## Stated goal
Quote each line exactly, from the line that contains "Output a JSON" down to the last line of the listing, and no other lines.
== Working data
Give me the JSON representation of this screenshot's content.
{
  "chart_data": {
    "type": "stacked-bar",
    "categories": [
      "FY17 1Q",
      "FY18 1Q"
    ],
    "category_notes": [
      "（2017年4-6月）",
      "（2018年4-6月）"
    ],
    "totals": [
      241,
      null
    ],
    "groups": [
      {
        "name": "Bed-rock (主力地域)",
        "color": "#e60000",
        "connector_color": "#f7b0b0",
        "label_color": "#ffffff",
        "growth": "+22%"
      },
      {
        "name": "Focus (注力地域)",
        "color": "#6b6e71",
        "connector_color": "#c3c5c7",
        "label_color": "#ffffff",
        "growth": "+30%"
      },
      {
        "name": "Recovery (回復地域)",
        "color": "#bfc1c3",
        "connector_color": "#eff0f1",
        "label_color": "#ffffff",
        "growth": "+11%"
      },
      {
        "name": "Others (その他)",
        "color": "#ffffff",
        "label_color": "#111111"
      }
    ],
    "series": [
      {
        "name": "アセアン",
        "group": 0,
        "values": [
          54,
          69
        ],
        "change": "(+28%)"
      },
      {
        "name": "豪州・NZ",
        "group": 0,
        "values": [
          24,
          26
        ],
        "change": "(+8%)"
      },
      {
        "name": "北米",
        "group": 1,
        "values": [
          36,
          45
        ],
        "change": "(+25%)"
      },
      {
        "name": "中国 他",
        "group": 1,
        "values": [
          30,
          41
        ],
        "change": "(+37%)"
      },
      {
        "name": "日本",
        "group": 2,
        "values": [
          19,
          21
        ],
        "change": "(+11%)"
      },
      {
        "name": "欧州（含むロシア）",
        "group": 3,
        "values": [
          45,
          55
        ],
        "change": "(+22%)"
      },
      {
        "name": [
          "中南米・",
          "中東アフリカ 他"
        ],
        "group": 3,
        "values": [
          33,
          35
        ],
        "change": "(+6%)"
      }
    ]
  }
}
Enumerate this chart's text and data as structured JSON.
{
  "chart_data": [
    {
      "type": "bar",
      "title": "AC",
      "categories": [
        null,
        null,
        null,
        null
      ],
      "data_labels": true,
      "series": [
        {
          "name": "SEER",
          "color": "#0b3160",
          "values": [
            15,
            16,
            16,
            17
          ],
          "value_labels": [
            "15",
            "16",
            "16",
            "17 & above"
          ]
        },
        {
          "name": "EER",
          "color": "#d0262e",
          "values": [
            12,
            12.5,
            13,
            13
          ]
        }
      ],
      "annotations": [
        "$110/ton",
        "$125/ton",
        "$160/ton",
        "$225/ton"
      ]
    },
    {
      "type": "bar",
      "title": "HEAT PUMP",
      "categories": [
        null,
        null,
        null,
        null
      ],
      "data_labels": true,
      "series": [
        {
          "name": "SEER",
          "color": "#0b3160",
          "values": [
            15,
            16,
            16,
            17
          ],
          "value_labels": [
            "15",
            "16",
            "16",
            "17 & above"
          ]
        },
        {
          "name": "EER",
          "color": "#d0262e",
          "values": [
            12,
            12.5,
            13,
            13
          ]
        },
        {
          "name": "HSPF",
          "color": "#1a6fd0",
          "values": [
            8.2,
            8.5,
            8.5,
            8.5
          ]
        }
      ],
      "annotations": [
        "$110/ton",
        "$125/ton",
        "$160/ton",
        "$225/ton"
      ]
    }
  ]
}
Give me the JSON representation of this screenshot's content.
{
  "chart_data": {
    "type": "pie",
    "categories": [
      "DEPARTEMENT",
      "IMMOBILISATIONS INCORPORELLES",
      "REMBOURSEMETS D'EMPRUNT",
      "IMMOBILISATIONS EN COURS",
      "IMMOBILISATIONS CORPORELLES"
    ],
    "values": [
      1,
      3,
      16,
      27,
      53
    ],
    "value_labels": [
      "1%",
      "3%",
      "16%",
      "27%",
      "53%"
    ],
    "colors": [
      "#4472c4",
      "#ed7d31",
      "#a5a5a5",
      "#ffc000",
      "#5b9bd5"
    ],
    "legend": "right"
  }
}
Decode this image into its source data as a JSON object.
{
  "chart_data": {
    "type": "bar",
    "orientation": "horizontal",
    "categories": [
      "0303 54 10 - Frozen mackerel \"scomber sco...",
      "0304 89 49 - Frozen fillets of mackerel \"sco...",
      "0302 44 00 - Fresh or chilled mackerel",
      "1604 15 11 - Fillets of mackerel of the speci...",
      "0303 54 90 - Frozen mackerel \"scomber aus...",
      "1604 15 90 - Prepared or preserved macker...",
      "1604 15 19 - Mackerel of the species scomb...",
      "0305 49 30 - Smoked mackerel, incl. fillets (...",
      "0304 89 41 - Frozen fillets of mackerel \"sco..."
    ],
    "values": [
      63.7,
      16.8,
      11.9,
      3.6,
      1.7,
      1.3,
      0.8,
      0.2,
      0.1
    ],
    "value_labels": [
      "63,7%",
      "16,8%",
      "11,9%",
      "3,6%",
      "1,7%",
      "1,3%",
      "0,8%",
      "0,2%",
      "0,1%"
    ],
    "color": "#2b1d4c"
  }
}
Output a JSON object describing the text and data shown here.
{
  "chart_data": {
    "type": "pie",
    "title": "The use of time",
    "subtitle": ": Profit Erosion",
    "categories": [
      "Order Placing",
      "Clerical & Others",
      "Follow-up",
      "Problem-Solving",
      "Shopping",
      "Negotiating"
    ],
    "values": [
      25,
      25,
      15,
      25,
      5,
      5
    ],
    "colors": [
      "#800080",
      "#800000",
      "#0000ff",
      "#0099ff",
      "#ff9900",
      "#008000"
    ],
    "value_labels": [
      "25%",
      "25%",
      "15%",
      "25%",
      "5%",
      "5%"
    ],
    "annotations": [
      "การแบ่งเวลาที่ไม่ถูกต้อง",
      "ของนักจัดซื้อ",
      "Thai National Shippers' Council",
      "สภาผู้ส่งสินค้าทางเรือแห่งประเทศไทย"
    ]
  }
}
====
## Answer to this problem
Output a JSON object describing the text and data shown here.
{
  "chart_data": {
    "type": "pie",
    "title": "The use of time",
    "subtitle": ": Profit Erosion",
    "categories": [
      "Order Placing",
      "Clerical & Others",
      "Follow-up",
      "Problem-Solving",
      "Shopping",
      "Negotiating"
    ],
    "values": [
      25,
      25,
      15,
      25,
      5,
      5
    ],
    "colors": [
      "#800080",
      "#800000",
      "#0000ff",
      "#0099ff",
      "#ff9900",
      "#008000"
    ],
    "value_labels": [
      "25%",
      "25%",
      "15%",
      "25%",
      "5%",
      "5%"
    ],
    "annotations": [
      "การแบ่งเวลาที่ไม่ถูกต้อง",
      "ของนักจัดซื้อ",
      "Thai National Shippers' Council",
      "สภาผู้ส่งสินค้าทางเรือแห่งประเทศไทย"
    ]
  }
}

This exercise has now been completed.